What you will do:
Below are some entries. Copy each line that holds the string "axis".

Provided entries:

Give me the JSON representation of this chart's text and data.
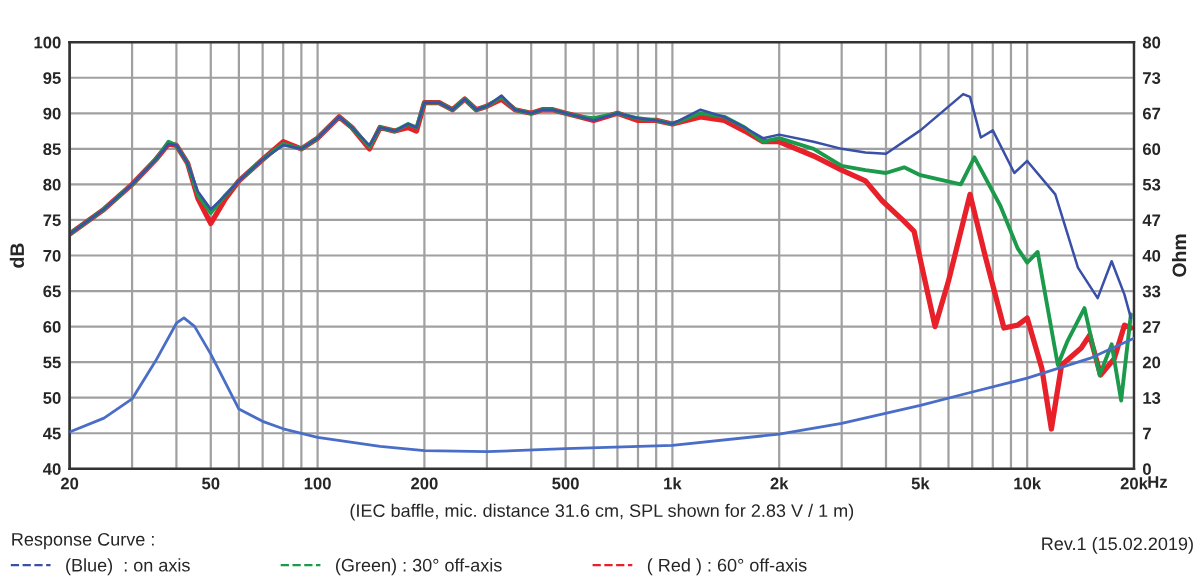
{
  "chart_data": {
    "type": "line",
    "ylabel": "dB",
    "y2label": "Ohm",
    "xlabel": "(IEC baffle, mic. distance 31.6 cm, SPL shown for 2.83 V / 1 m)",
    "legend_title": "Response Curve :",
    "legend": "bottom",
    "grid": true,
    "log": "x",
    "xlim": [
      20,
      20000
    ],
    "xticks": [
      20,
      {
        "value": 30,
        "label": null
      },
      {
        "value": 40,
        "label": null
      },
      50,
      {
        "value": 60,
        "label": null
      },
      {
        "value": 70,
        "label": null
      },
      {
        "value": 80,
        "label": null
      },
      {
        "value": 90,
        "label": null
      },
      100,
      200,
      {
        "value": 300,
        "label": null
      },
      {
        "value": 400,
        "label": null
      },
      500,
      {
        "value": 600,
        "label": null
      },
      {
        "value": 700,
        "label": null
      },
      {
        "value": 800,
        "label": null
      },
      {
        "value": 900,
        "label": null
      },
      {
        "value": 1000,
        "label": "1k"
      },
      {
        "value": 2000,
        "label": "2k"
      },
      {
        "value": 3000,
        "label": null
      },
      {
        "value": 4000,
        "label": null
      },
      {
        "value": 5000,
        "label": "5k"
      },
      {
        "value": 6000,
        "label": null
      },
      {
        "value": 7000,
        "label": null
      },
      {
        "value": 8000,
        "label": null
      },
      {
        "value": 9000,
        "label": null
      },
      {
        "value": 10000,
        "label": "10k"
      },
      {
        "value": 20000,
        "label": "20k"
      }
    ],
    "ylim": [
      40,
      100
    ],
    "yticks": [
      40,
      45,
      50,
      55,
      60,
      65,
      70,
      75,
      80,
      85,
      90,
      95,
      100
    ],
    "y2lim": [
      0,
      80
    ],
    "y2ticks": [
      0,
      {
        "value": 6.667,
        "label": "7"
      },
      {
        "value": 13.333,
        "label": "13"
      },
      20,
      {
        "value": 26.667,
        "label": "27"
      },
      {
        "value": 33.333,
        "label": "33"
      },
      40,
      {
        "value": 46.667,
        "label": "47"
      },
      {
        "value": 53.333,
        "label": "53"
      },
      60,
      {
        "value": 66.667,
        "label": "67"
      },
      {
        "value": 73.333,
        "label": "73"
      },
      80
    ],
    "annotations": [
      "Rev.1 (15.02.2019)",
      "Hz"
    ],
    "series": [
      {
        "name": "(Blue)  : on axis",
        "color": "#3a4fa8",
        "x": [
          20,
          25,
          30,
          35,
          38,
          40,
          43,
          46,
          50,
          55,
          60,
          70,
          80,
          90,
          100,
          115,
          125,
          140,
          150,
          165,
          180,
          190,
          200,
          220,
          240,
          260,
          280,
          300,
          330,
          360,
          400,
          430,
          460,
          500,
          550,
          600,
          700,
          800,
          900,
          1000,
          1200,
          1400,
          1600,
          1800,
          2000,
          2500,
          3000,
          3500,
          4000,
          5000,
          6600,
          6900,
          7400,
          8000,
          9200,
          10000,
          12000,
          13900,
          15800,
          17300,
          18800,
          19600
        ],
        "values": [
          73,
          76.5,
          80,
          83.5,
          85.7,
          85.5,
          83,
          79,
          76.5,
          78.5,
          80.5,
          83.5,
          85.5,
          85,
          86.5,
          89.5,
          88,
          85.5,
          88,
          87.5,
          88.5,
          88,
          91.5,
          91.5,
          90.5,
          92,
          90.5,
          91,
          92.5,
          90.5,
          90,
          90.5,
          90.5,
          90,
          89.5,
          89,
          90,
          89.3,
          89,
          88.5,
          90.5,
          89.5,
          88,
          86.5,
          87,
          86,
          85,
          84.5,
          84.3,
          87.6,
          92.7,
          92.3,
          86.6,
          87.6,
          81.6,
          83.3,
          78.6,
          68.3,
          64,
          69.2,
          64.5,
          61.2
        ]
      },
      {
        "name": "(Green) : 30° off-axis",
        "color": "#1a9a4a",
        "x": [
          20,
          25,
          30,
          35,
          38,
          40,
          43,
          46,
          50,
          55,
          60,
          70,
          80,
          90,
          100,
          115,
          125,
          140,
          150,
          165,
          180,
          190,
          200,
          220,
          240,
          260,
          280,
          300,
          330,
          360,
          400,
          430,
          460,
          500,
          550,
          600,
          700,
          800,
          900,
          1000,
          1200,
          1400,
          1600,
          1800,
          2000,
          2500,
          3000,
          3500,
          4000,
          4500,
          5000,
          6500,
          7100,
          8400,
          9400,
          10000,
          10700,
          12200,
          13000,
          14500,
          16000,
          17300,
          18400,
          19600
        ],
        "values": [
          73,
          76.5,
          80,
          83.5,
          86,
          85.5,
          83,
          78.5,
          76,
          78.5,
          80.5,
          83.5,
          85.7,
          85,
          86.5,
          89.5,
          88,
          85.3,
          88,
          87.5,
          88.5,
          88,
          91.5,
          91.5,
          90.5,
          92,
          90.5,
          91,
          92.3,
          90.5,
          90,
          90.5,
          90.5,
          90,
          89.5,
          89.3,
          90,
          89.3,
          89,
          88.5,
          90,
          89.5,
          88,
          86,
          86.5,
          85,
          82.6,
          82,
          81.6,
          82.4,
          81.3,
          80,
          83.8,
          77,
          71,
          69,
          70.5,
          54.6,
          58,
          62.6,
          53.2,
          57.5,
          49.6,
          61.7
        ]
      },
      {
        "name": "( Red ) : 60° off-axis",
        "color": "#e8202a",
        "x": [
          20,
          25,
          30,
          35,
          38,
          40,
          43,
          46,
          50,
          55,
          60,
          70,
          80,
          90,
          100,
          115,
          125,
          140,
          150,
          165,
          180,
          190,
          200,
          220,
          240,
          260,
          280,
          300,
          330,
          360,
          400,
          430,
          460,
          500,
          550,
          600,
          700,
          800,
          900,
          1000,
          1200,
          1400,
          1600,
          1800,
          2000,
          2500,
          3000,
          3500,
          3900,
          4500,
          4800,
          5500,
          6000,
          6900,
          7600,
          8600,
          9400,
          10000,
          11000,
          11700,
          12500,
          14200,
          15000,
          16100,
          17600,
          18800,
          19600
        ],
        "values": [
          73,
          76.5,
          80,
          83.5,
          85.7,
          85.5,
          83,
          78,
          74.5,
          78,
          80.5,
          83.5,
          86,
          85,
          86.5,
          89.5,
          88,
          85,
          88,
          87.5,
          88,
          87.5,
          91.5,
          91.5,
          90.5,
          92,
          90.5,
          91,
          92,
          90.5,
          90,
          90.5,
          90.5,
          90,
          89.5,
          89,
          90,
          89,
          89,
          88.5,
          89.5,
          89,
          87.5,
          86,
          86,
          84,
          82,
          80.5,
          77.7,
          74.8,
          73.4,
          60,
          66.4,
          78.6,
          70.1,
          59.8,
          60.2,
          61.2,
          54.1,
          45.6,
          54.6,
          57,
          58.8,
          53.2,
          55.5,
          60.2,
          59.8
        ]
      },
      {
        "axis": "y2",
        "color": "#4a6ec8",
        "x": [
          20,
          25,
          30,
          35,
          40,
          42,
          45,
          50,
          60,
          70,
          80,
          100,
          150,
          200,
          300,
          500,
          1000,
          2000,
          3000,
          5000,
          7000,
          10000,
          15000,
          20000
        ],
        "values": [
          6.9,
          9.5,
          13.1,
          20.3,
          27.3,
          28.3,
          26.7,
          21.5,
          11.2,
          8.9,
          7.5,
          5.9,
          4.2,
          3.4,
          3.2,
          3.8,
          4.4,
          6.5,
          8.5,
          11.9,
          14.4,
          17,
          20.7,
          24.5
        ]
      }
    ]
  }
}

Written solution:
        "name": "(Blue)  : on axis",
        "name": "(Green) : 30° off-axis",
        "name": "( Red ) : 60° off-axis",
        "axis": "y2",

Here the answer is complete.